> [Prompt]
Copy out the passage below on HealthSouth's recovery from its accounting scandal word for word, in full.

Efforts were made at the corporate headquarters to eradicate all signs of the prior existence of Scrushy within the company. The board removed Scrushy's name from the conference center, closed the company store and museum and opened the fifth floor executive offices to all employees, which, during Scrushy's tenure, had been kept away. The board also sold all but a few of the company's eleven corporate aircraft, which included a Gulfstream V and a Sikorsky S-76 C+ helicopter. In an effort to save money, the company halted construction of its Digital Hospital, for which building costs had doubled, to $400 million. On May 10, 2004, Jay Grinney was chosen by the board as the company's permanent CEO. Soon after Grinney's appointment, the company moved forward with its goal of again becoming a current filer with the SEC. By doing so, the company restated earnings from 2000 to 2003. The company also sold or closed many underperforming facilities, including its medical center division, in its effort to return to profitability.
On May 15, 2006, the company completed its goal of once again becoming a current filer with the SEC when it filed its first quarter 2006 financial result. It was the first time the company had filed a 10-Q since its accounting scandal began. On August 14, 2006 the company unveiled its restructuring plan which included the sell, spin-off or other disposition of its surgery, outpatient, and diagnostic divisions, along with a 1-for-5 reverse stock split, to coincide with its relisting on the New York Stock Exchange under the symbol HLS. The reverse stock split was approved by stock holders at a special meeting at the company's corporate headquarters on October 18, 2006. The last step in HealthSouth's recovery from its accounting scandal occurred on October 26, 2006 when it was again relisted on the New York Stock Exchange.

> [Listed records]

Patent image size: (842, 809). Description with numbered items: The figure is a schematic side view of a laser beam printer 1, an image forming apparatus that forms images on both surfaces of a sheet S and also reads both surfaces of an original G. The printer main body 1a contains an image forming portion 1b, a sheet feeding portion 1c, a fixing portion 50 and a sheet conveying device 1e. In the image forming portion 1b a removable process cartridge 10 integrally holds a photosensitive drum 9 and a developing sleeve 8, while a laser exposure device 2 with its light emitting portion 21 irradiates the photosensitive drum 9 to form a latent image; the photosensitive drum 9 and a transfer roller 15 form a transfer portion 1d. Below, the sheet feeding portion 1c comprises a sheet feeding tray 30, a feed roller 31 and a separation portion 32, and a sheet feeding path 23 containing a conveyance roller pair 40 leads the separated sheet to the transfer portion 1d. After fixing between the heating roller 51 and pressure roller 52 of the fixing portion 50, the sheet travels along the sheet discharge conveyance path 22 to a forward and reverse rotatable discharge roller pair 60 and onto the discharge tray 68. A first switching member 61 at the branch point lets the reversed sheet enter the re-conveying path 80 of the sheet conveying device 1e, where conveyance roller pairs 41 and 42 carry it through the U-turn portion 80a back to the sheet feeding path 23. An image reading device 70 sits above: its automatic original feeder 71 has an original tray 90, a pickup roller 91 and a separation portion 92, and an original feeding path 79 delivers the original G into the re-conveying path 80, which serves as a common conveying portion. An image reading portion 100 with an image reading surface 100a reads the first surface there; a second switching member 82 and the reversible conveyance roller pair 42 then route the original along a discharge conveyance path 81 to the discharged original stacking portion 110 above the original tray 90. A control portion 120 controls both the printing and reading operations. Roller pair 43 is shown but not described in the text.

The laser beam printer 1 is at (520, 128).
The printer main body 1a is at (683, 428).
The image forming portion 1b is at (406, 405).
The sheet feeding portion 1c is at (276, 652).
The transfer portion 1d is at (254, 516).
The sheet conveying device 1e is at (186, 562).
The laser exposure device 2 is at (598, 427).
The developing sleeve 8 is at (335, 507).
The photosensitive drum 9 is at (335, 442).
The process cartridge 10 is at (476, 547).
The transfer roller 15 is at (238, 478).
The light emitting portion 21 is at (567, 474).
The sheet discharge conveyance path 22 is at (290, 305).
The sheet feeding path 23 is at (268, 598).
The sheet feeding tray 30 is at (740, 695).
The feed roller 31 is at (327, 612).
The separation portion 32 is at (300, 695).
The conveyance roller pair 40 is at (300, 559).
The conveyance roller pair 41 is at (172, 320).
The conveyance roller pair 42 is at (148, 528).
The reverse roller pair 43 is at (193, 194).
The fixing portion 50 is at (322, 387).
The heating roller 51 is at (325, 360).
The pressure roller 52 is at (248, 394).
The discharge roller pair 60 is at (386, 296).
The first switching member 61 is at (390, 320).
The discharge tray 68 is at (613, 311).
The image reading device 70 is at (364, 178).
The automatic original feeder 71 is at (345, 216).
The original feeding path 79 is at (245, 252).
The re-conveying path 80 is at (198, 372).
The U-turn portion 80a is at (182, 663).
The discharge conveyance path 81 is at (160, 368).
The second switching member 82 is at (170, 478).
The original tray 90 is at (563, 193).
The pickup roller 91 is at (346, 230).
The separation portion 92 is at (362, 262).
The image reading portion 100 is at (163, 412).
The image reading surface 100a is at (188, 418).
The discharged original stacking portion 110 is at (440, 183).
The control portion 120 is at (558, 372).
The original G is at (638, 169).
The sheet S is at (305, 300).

> [The completed task]
Efforts were made at the corporate headquarters to eradicate all signs of the prior existence of Scrushy within the company. The board removed Scrushy's name from the conference center, closed the company store and museum and opened the fifth floor executive offices to all employees, which, during Scrushy's tenure, had been kept away. The board also sold all but a few of the company's eleven corporate aircraft, which included a Gulfstream V and a Sikorsky S-76 C+ helicopter. In an effort to save money, the company halted construction of its Digital Hospital, for which building costs had doubled, to $400 million. On May 10, 2004, Jay Grinney was chosen by the board as the company's permanent CEO. Soon after Grinney's appointment, the company moved forward with its goal of again becoming a current filer with the SEC. By doing so, the company restated earnings from 2000 to 2003. The company also sold or closed many underperforming facilities, including its medical center division, in its effort to return to profitability.
On May 15, 2006, the company completed its goal of once again becoming a current filer with the SEC when it filed its first quarter 2006 financial result. It was the first time the company had filed a 10-Q since its accounting scandal began. On August 14, 2006 the company unveiled its restructuring plan which included the sell, spin-off or other disposition of its surgery, outpatient, and diagnostic divisions, along with a 1-for-5 reverse stock split, to coincide with its relisting on the New York Stock Exchange under the symbol HLS. The reverse stock split was approved by stock holders at a special meeting at the company's corporate headquarters on October 18, 2006. The last step in HealthSouth's recovery from its accounting scandal occurred on October 26, 2006 when it was again relisted on the New York Stock Exchange.